Recorded data

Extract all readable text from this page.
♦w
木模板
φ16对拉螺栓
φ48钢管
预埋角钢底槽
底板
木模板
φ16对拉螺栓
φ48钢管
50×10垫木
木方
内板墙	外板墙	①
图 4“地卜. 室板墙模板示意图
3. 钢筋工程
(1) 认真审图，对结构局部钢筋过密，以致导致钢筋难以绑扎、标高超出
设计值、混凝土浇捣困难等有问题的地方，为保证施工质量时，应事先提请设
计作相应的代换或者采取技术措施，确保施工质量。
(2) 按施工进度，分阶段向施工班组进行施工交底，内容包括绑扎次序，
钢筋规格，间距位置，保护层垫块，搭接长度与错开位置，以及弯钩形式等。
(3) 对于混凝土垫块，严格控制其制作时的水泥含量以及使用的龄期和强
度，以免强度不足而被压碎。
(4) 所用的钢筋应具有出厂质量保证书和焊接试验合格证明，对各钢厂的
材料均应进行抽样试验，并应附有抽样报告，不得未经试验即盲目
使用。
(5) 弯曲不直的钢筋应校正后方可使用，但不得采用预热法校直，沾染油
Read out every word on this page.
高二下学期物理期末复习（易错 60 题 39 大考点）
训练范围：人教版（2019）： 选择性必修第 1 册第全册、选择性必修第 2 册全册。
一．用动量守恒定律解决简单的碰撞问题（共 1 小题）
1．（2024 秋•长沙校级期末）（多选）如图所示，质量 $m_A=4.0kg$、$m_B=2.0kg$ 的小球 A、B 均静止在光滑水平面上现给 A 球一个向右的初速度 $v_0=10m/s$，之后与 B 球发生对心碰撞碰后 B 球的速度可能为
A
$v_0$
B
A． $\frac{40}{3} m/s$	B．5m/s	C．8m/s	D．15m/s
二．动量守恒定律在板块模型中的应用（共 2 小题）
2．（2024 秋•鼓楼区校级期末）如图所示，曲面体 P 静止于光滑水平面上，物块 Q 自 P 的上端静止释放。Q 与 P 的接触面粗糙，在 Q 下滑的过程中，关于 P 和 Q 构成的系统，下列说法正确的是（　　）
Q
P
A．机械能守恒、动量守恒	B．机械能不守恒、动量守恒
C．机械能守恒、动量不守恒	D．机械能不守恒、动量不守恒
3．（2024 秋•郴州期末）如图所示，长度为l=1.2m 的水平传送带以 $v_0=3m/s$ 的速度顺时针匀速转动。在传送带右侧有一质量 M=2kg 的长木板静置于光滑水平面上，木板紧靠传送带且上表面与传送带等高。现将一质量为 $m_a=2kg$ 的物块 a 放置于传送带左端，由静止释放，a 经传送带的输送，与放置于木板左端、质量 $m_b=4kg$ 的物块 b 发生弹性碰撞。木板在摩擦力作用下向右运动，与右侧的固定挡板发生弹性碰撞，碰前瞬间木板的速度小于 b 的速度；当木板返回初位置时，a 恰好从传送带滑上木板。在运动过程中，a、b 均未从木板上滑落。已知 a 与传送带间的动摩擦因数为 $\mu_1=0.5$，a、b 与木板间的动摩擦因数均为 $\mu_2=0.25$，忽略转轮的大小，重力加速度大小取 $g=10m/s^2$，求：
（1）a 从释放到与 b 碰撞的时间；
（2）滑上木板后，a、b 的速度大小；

:: Stated task ::
Only the lines from the one holding "Read out every word on this page." through the end of the listing should be given again, exactly and with both ends included.

:: Output below ::
Read out every word on this page.
高二下学期物理期末复习（易错 60 题 39 大考点）
训练范围：人教版（2019）： 选择性必修第 1 册第全册、选择性必修第 2 册全册。
一．用动量守恒定律解决简单的碰撞问题（共 1 小题）
1．（2024 秋•长沙校级期末）（多选）如图所示，质量 $m_A=4.0kg$、$m_B=2.0kg$ 的小球 A、B 均静止在光滑水平面上现给 A 球一个向右的初速度 $v_0=10m/s$，之后与 B 球发生对心碰撞碰后 B 球的速度可能为
A
$v_0$
B
A． $\frac{40}{3} m/s$	B．5m/s	C．8m/s	D．15m/s
二．动量守恒定律在板块模型中的应用（共 2 小题）
2．（2024 秋•鼓楼区校级期末）如图所示，曲面体 P 静止于光滑水平面上，物块 Q 自 P 的上端静止释放。Q 与 P 的接触面粗糙，在 Q 下滑的过程中，关于 P 和 Q 构成的系统，下列说法正确的是（　　）
Q
P
A．机械能守恒、动量守恒	B．机械能不守恒、动量守恒
C．机械能守恒、动量不守恒	D．机械能不守恒、动量不守恒
3．（2024 秋•郴州期末）如图所示，长度为l=1.2m 的水平传送带以 $v_0=3m/s$ 的速度顺时针匀速转动。在传送带右侧有一质量 M=2kg 的长木板静置于光滑水平面上，木板紧靠传送带且上表面与传送带等高。现将一质量为 $m_a=2kg$ 的物块 a 放置于传送带左端，由静止释放，a 经传送带的输送，与放置于木板左端、质量 $m_b=4kg$ 的物块 b 发生弹性碰撞。木板在摩擦力作用下向右运动，与右侧的固定挡板发生弹性碰撞，碰前瞬间木板的速度小于 b 的速度；当木板返回初位置时，a 恰好从传送带滑上木板。在运动过程中，a、b 均未从木板上滑落。已知 a 与传送带间的动摩擦因数为 $\mu_1=0.5$，a、b 与木板间的动摩擦因数均为 $\mu_2=0.25$，忽略转轮的大小，重力加速度大小取 $g=10m/s^2$，求：
（1）a 从释放到与 b 碰撞的时间；
（2）滑上木板后，a、b 的速度大小；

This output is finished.